= Exercise data =
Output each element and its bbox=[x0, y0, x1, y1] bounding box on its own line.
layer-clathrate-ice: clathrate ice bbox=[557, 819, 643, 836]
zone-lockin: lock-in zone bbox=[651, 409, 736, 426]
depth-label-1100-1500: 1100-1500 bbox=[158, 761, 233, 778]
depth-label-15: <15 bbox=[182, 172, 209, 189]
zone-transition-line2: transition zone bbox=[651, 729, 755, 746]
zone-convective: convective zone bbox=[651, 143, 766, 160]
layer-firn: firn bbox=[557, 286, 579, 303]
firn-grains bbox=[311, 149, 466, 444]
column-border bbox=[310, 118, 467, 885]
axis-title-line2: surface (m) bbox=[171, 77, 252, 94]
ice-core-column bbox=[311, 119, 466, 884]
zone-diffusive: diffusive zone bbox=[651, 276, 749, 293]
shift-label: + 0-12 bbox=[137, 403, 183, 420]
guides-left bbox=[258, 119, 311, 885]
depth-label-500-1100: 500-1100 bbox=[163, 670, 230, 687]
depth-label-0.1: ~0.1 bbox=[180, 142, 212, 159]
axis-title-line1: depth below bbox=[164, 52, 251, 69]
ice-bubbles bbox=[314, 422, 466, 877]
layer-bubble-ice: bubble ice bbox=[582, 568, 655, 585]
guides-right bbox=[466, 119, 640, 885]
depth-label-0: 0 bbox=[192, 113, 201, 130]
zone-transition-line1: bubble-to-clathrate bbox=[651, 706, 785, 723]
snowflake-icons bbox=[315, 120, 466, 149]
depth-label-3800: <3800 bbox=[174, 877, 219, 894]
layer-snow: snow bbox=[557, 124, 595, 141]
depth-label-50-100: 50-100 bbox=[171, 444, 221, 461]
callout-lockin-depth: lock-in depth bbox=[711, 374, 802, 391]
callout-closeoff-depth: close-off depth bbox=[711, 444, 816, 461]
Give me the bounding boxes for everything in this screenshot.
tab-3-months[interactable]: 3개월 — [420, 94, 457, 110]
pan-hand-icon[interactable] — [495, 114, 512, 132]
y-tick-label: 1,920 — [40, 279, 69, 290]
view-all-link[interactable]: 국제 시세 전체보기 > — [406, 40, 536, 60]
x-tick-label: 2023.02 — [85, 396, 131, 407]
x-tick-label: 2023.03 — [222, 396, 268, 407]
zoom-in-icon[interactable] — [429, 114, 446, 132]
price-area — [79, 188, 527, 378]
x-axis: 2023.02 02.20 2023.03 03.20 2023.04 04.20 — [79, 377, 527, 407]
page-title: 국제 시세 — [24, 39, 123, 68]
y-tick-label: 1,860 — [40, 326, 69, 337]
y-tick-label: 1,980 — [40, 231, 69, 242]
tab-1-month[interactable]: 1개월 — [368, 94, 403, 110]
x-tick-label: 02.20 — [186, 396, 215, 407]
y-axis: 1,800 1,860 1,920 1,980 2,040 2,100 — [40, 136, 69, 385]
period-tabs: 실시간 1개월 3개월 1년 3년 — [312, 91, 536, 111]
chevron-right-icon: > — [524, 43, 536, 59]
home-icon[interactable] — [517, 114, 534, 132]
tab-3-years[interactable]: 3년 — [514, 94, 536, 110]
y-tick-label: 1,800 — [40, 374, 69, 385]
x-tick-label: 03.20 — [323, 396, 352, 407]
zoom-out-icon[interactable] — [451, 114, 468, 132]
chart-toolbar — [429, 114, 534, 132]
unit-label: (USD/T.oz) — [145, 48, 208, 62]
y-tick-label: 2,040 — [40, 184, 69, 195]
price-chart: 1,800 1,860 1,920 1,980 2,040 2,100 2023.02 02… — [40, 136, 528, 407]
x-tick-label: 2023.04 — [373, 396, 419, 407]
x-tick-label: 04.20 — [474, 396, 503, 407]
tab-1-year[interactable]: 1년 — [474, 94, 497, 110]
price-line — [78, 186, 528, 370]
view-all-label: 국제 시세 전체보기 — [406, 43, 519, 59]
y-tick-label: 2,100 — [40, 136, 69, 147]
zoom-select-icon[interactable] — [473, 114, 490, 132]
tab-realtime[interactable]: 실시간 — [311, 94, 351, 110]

= Directive =
Output the listing from its first line through the line containing "zone-diffusive: diffusive zone", including both of those lines, as a JSON list of strings with one string per line and blank lines left out.

= Completed exercise =
[
  "Output each element and its bbox=[x0, y0, x1, y1] bounding box on its own line.",
  "layer-clathrate-ice: clathrate ice bbox=[557, 819, 643, 836]",
  "zone-lockin: lock-in zone bbox=[651, 409, 736, 426]",
  "depth-label-1100-1500: 1100-1500 bbox=[158, 761, 233, 778]",
  "depth-label-15: <15 bbox=[182, 172, 209, 189]",
  "zone-transition-line2: transition zone bbox=[651, 729, 755, 746]",
  "zone-convective: convective zone bbox=[651, 143, 766, 160]",
  "layer-firn: firn bbox=[557, 286, 579, 303]",
  "firn-grains bbox=[311, 149, 466, 444]",
  "column-border bbox=[310, 118, 467, 885]",
  "axis-title-line2: surface (m) bbox=[171, 77, 252, 94]",
  "ice-core-column bbox=[311, 119, 466, 884]",
  "zone-diffusive: diffusive zone bbox=[651, 276, 749, 293]"
]